EXTRACTED MATERIAL —
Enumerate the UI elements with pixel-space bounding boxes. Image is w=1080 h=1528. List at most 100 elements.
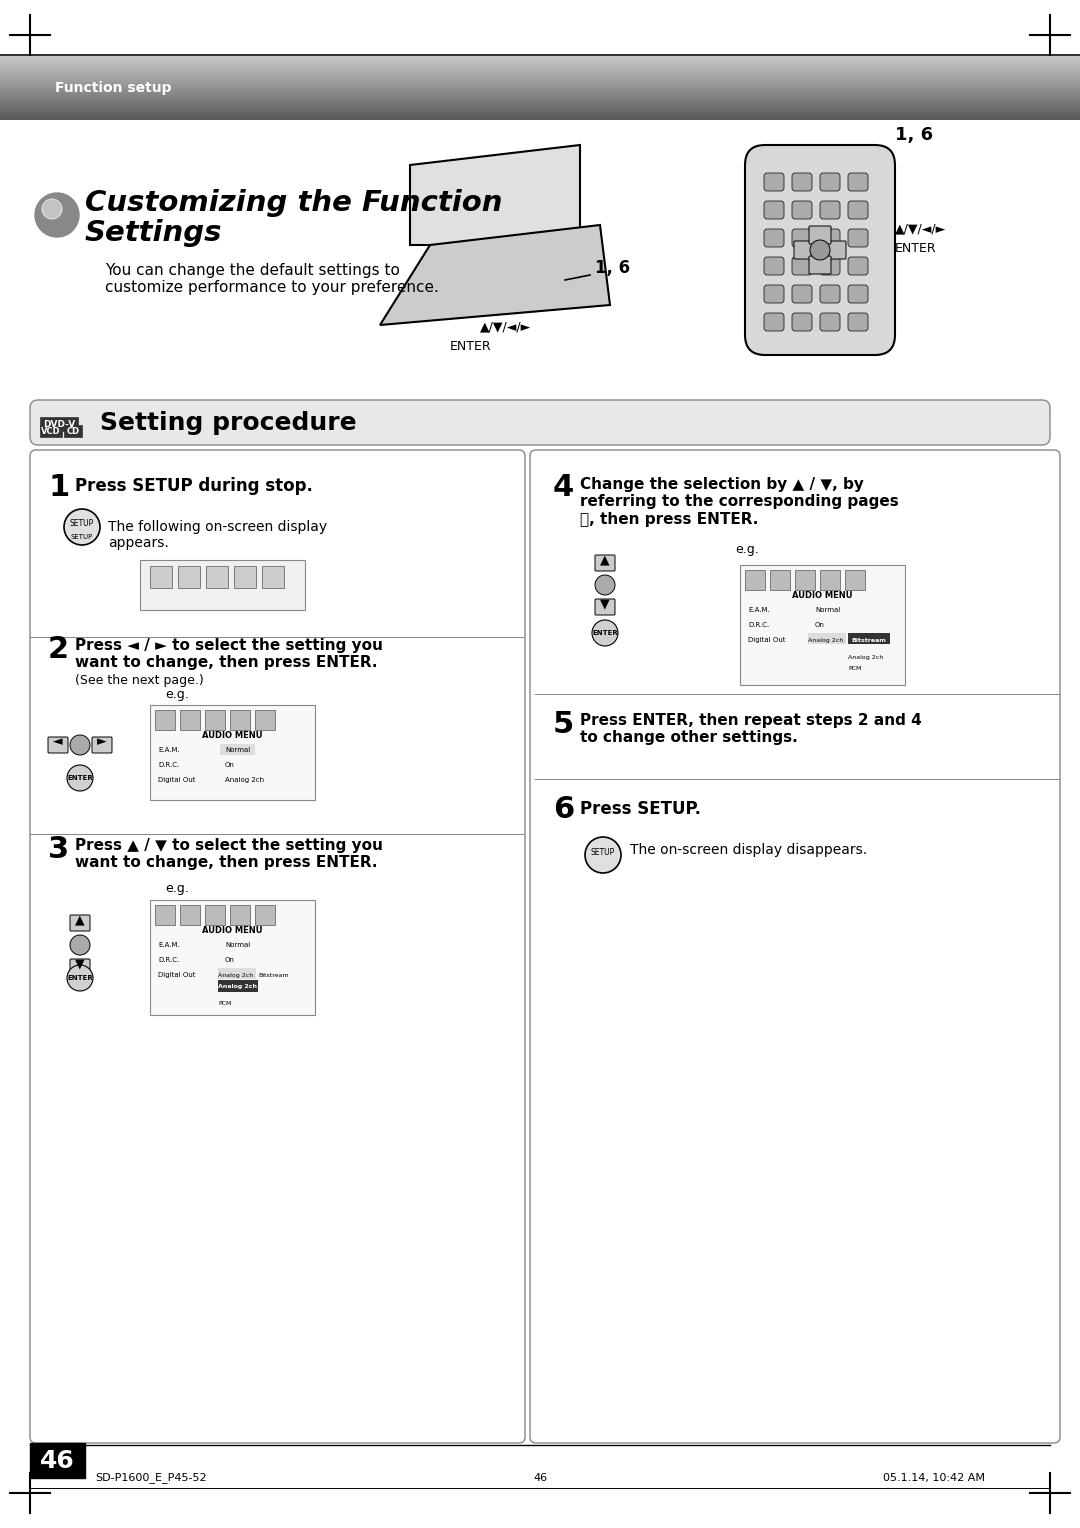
FancyBboxPatch shape <box>764 229 784 248</box>
Text: Digital Out: Digital Out <box>158 778 195 782</box>
FancyBboxPatch shape <box>764 202 784 219</box>
Circle shape <box>592 620 618 646</box>
FancyBboxPatch shape <box>30 400 1050 445</box>
Bar <box>234 565 256 588</box>
Text: 2: 2 <box>48 636 69 665</box>
FancyBboxPatch shape <box>820 286 840 303</box>
Text: ▲/▼/◄/►: ▲/▼/◄/► <box>895 222 946 235</box>
Bar <box>40 425 62 437</box>
Text: ▼: ▼ <box>76 958 85 970</box>
Text: Digital Out: Digital Out <box>158 972 195 978</box>
Text: Press ◄ / ► to select the setting you
want to change, then press ENTER.: Press ◄ / ► to select the setting you wa… <box>75 639 383 671</box>
Bar <box>178 565 200 588</box>
Text: D.R.C.: D.R.C. <box>748 622 769 628</box>
Bar <box>848 633 890 643</box>
Bar <box>156 711 175 730</box>
Text: VCD: VCD <box>41 426 60 435</box>
Bar <box>845 570 865 590</box>
FancyBboxPatch shape <box>792 257 812 275</box>
Text: e.g.: e.g. <box>735 542 759 556</box>
Bar <box>218 979 258 992</box>
Bar <box>150 565 172 588</box>
Text: Press SETUP during stop.: Press SETUP during stop. <box>75 477 313 495</box>
Text: Normal: Normal <box>225 747 251 753</box>
FancyBboxPatch shape <box>595 555 615 571</box>
FancyBboxPatch shape <box>792 286 812 303</box>
Text: (See the next page.): (See the next page.) <box>75 674 204 688</box>
Text: The following on-screen display
appears.: The following on-screen display appears. <box>108 520 327 550</box>
FancyBboxPatch shape <box>48 736 68 753</box>
Bar <box>140 559 305 610</box>
Polygon shape <box>410 145 580 244</box>
Text: CD: CD <box>67 426 80 435</box>
Bar <box>745 570 765 590</box>
Text: Bitstream: Bitstream <box>258 972 288 978</box>
Text: SETUP: SETUP <box>70 518 94 527</box>
FancyBboxPatch shape <box>792 229 812 248</box>
FancyBboxPatch shape <box>809 226 831 244</box>
FancyBboxPatch shape <box>820 202 840 219</box>
Bar <box>205 711 225 730</box>
Text: SETUP: SETUP <box>71 533 93 539</box>
Text: 1: 1 <box>48 474 69 503</box>
Text: Press SETUP.: Press SETUP. <box>580 801 701 817</box>
FancyBboxPatch shape <box>820 313 840 332</box>
Text: ▲: ▲ <box>600 553 610 567</box>
Text: ENTER: ENTER <box>895 241 936 255</box>
FancyBboxPatch shape <box>764 286 784 303</box>
Text: ENTER: ENTER <box>592 630 618 636</box>
FancyBboxPatch shape <box>764 313 784 332</box>
Text: E.A.M.: E.A.M. <box>158 747 179 753</box>
Text: SETUP: SETUP <box>591 848 616 857</box>
Text: AUDIO MENU: AUDIO MENU <box>792 590 852 599</box>
Bar <box>180 711 200 730</box>
Text: Analog 2ch: Analog 2ch <box>218 984 257 989</box>
Text: ▼: ▼ <box>600 597 610 611</box>
Circle shape <box>810 240 831 260</box>
Polygon shape <box>380 225 610 325</box>
Bar <box>30 1442 85 1478</box>
FancyBboxPatch shape <box>792 173 812 191</box>
Text: Analog 2ch: Analog 2ch <box>808 637 843 642</box>
FancyBboxPatch shape <box>848 173 868 191</box>
Text: 5: 5 <box>553 711 575 740</box>
Text: 46: 46 <box>40 1449 75 1473</box>
FancyBboxPatch shape <box>848 257 868 275</box>
Circle shape <box>67 766 93 792</box>
Text: ▲/▼/◄/►: ▲/▼/◄/► <box>480 319 531 333</box>
Text: Normal: Normal <box>815 607 840 613</box>
Bar <box>230 905 249 924</box>
Circle shape <box>595 575 615 594</box>
Text: Setting procedure: Setting procedure <box>100 411 356 434</box>
Text: On: On <box>225 762 234 769</box>
Text: ENTER: ENTER <box>67 975 93 981</box>
FancyBboxPatch shape <box>820 173 840 191</box>
Bar <box>770 570 789 590</box>
FancyBboxPatch shape <box>530 451 1059 1442</box>
Text: Press ▲ / ▼ to select the setting you
want to change, then press ENTER.: Press ▲ / ▼ to select the setting you wa… <box>75 837 383 871</box>
Text: DVD-V: DVD-V <box>43 420 76 428</box>
Text: Function setup: Function setup <box>55 81 172 95</box>
Circle shape <box>35 193 79 237</box>
Text: Digital Out: Digital Out <box>748 637 785 643</box>
Text: ENTER: ENTER <box>450 341 491 353</box>
Text: e.g.: e.g. <box>165 688 189 701</box>
Bar <box>262 565 284 588</box>
FancyBboxPatch shape <box>848 229 868 248</box>
Text: Bitstream: Bitstream <box>851 637 887 642</box>
Text: D.R.C.: D.R.C. <box>158 762 179 769</box>
Text: 46: 46 <box>532 1473 548 1484</box>
Circle shape <box>42 199 62 219</box>
Text: 6: 6 <box>553 795 575 824</box>
Text: The on-screen display disappears.: The on-screen display disappears. <box>630 843 867 857</box>
Text: 1, 6: 1, 6 <box>595 260 630 277</box>
Bar <box>150 900 315 1015</box>
Bar <box>218 969 256 979</box>
Text: e.g.: e.g. <box>165 882 189 895</box>
FancyBboxPatch shape <box>764 173 784 191</box>
Bar <box>40 417 78 431</box>
Text: Settings: Settings <box>85 219 222 248</box>
Text: Normal: Normal <box>225 941 251 947</box>
Text: SD-P1600_E_P45-52: SD-P1600_E_P45-52 <box>95 1473 206 1484</box>
FancyBboxPatch shape <box>792 313 812 332</box>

TASK DESCRIPTION —
Return the lines of the material above verbatim, omitting the picture from your answer.

FULL RESPONSE —
Enumerate the UI elements with pixel-space bounding boxes. Image is w=1080 h=1528. List at most 100 elements.
FancyBboxPatch shape <box>764 229 784 248</box>
Text: Digital Out: Digital Out <box>158 778 195 782</box>
FancyBboxPatch shape <box>764 202 784 219</box>
Circle shape <box>592 620 618 646</box>
FancyBboxPatch shape <box>30 400 1050 445</box>
Bar <box>234 565 256 588</box>
Text: 2: 2 <box>48 636 69 665</box>
FancyBboxPatch shape <box>820 286 840 303</box>
Text: ▲/▼/◄/►: ▲/▼/◄/► <box>895 222 946 235</box>
Bar <box>40 425 62 437</box>
Text: ▼: ▼ <box>76 958 85 970</box>
Text: Digital Out: Digital Out <box>158 972 195 978</box>
Text: Press ◄ / ► to select the setting you
want to change, then press ENTER.: Press ◄ / ► to select the setting you wa… <box>75 639 383 671</box>
Bar <box>178 565 200 588</box>
Text: D.R.C.: D.R.C. <box>748 622 769 628</box>
Bar <box>848 633 890 643</box>
Bar <box>156 711 175 730</box>
Text: VCD: VCD <box>41 426 60 435</box>
Bar <box>845 570 865 590</box>
FancyBboxPatch shape <box>792 257 812 275</box>
Text: e.g.: e.g. <box>735 542 759 556</box>
Bar <box>218 979 258 992</box>
Bar <box>150 565 172 588</box>
Text: Press SETUP during stop.: Press SETUP during stop. <box>75 477 313 495</box>
Text: Normal: Normal <box>225 747 251 753</box>
FancyBboxPatch shape <box>595 555 615 571</box>
FancyBboxPatch shape <box>792 286 812 303</box>
Text: (See the next page.): (See the next page.) <box>75 674 204 688</box>
Text: The following on-screen display
appears.: The following on-screen display appears. <box>108 520 327 550</box>
FancyBboxPatch shape <box>48 736 68 753</box>
Bar <box>140 559 305 610</box>
Polygon shape <box>410 145 580 244</box>
Text: CD: CD <box>67 426 80 435</box>
Bar <box>745 570 765 590</box>
Text: Bitstream: Bitstream <box>258 972 288 978</box>
Text: SETUP: SETUP <box>70 518 94 527</box>
FancyBboxPatch shape <box>792 229 812 248</box>
FancyBboxPatch shape <box>809 226 831 244</box>
FancyBboxPatch shape <box>820 202 840 219</box>
Bar <box>205 711 225 730</box>
Text: SETUP: SETUP <box>71 533 93 539</box>
Text: 1: 1 <box>48 474 69 503</box>
Text: Press SETUP.: Press SETUP. <box>580 801 701 817</box>
FancyBboxPatch shape <box>820 313 840 332</box>
Text: ▲: ▲ <box>600 553 610 567</box>
Text: ENTER: ENTER <box>895 241 936 255</box>
FancyBboxPatch shape <box>764 286 784 303</box>
Text: ENTER: ENTER <box>592 630 618 636</box>
FancyBboxPatch shape <box>764 313 784 332</box>
Text: E.A.M.: E.A.M. <box>158 747 179 753</box>
Text: SETUP: SETUP <box>591 848 616 857</box>
Text: AUDIO MENU: AUDIO MENU <box>792 590 852 599</box>
Bar <box>180 711 200 730</box>
Text: Analog 2ch: Analog 2ch <box>218 984 257 989</box>
Text: ▼: ▼ <box>600 597 610 611</box>
Circle shape <box>810 240 831 260</box>
Polygon shape <box>380 225 610 325</box>
Bar <box>30 1442 85 1478</box>
FancyBboxPatch shape <box>792 173 812 191</box>
Text: Analog 2ch: Analog 2ch <box>808 637 843 642</box>
FancyBboxPatch shape <box>848 173 868 191</box>
Text: 5: 5 <box>553 711 575 740</box>
Text: 46: 46 <box>40 1449 75 1473</box>
FancyBboxPatch shape <box>848 257 868 275</box>
Circle shape <box>67 766 93 792</box>
Text: ▲/▼/◄/►: ▲/▼/◄/► <box>480 319 531 333</box>
Text: Normal: Normal <box>815 607 840 613</box>
Bar <box>230 905 249 924</box>
Circle shape <box>595 575 615 594</box>
Text: Setting procedure: Setting procedure <box>100 411 356 434</box>
Text: On: On <box>225 762 234 769</box>
Text: ENTER: ENTER <box>67 975 93 981</box>
FancyBboxPatch shape <box>820 173 840 191</box>
Bar <box>770 570 789 590</box>
FancyBboxPatch shape <box>530 451 1059 1442</box>
Text: Press ▲ / ▼ to select the setting you
want to change, then press ENTER.: Press ▲ / ▼ to select the setting you wa… <box>75 837 383 871</box>
Text: DVD-V: DVD-V <box>43 420 76 428</box>
Text: Function setup: Function setup <box>55 81 172 95</box>
Circle shape <box>35 193 79 237</box>
Text: Digital Out: Digital Out <box>748 637 785 643</box>
Text: ENTER: ENTER <box>450 341 491 353</box>
Text: e.g.: e.g. <box>165 688 189 701</box>
Bar <box>262 565 284 588</box>
FancyBboxPatch shape <box>848 229 868 248</box>
Text: Bitstream: Bitstream <box>851 637 887 642</box>
Text: D.R.C.: D.R.C. <box>158 762 179 769</box>
Text: 46: 46 <box>532 1473 548 1484</box>
Circle shape <box>42 199 62 219</box>
Text: 6: 6 <box>553 795 575 824</box>
Text: The on-screen display disappears.: The on-screen display disappears. <box>630 843 867 857</box>
Text: 1, 6: 1, 6 <box>595 260 630 277</box>
Bar <box>150 900 315 1015</box>
Bar <box>218 969 256 979</box>
Text: e.g.: e.g. <box>165 882 189 895</box>
FancyBboxPatch shape <box>764 173 784 191</box>
Bar <box>40 417 78 431</box>
Text: Settings: Settings <box>85 219 222 248</box>
Text: Normal: Normal <box>225 941 251 947</box>
Text: SD-P1600_E_P45-52: SD-P1600_E_P45-52 <box>95 1473 206 1484</box>
FancyBboxPatch shape <box>792 313 812 332</box>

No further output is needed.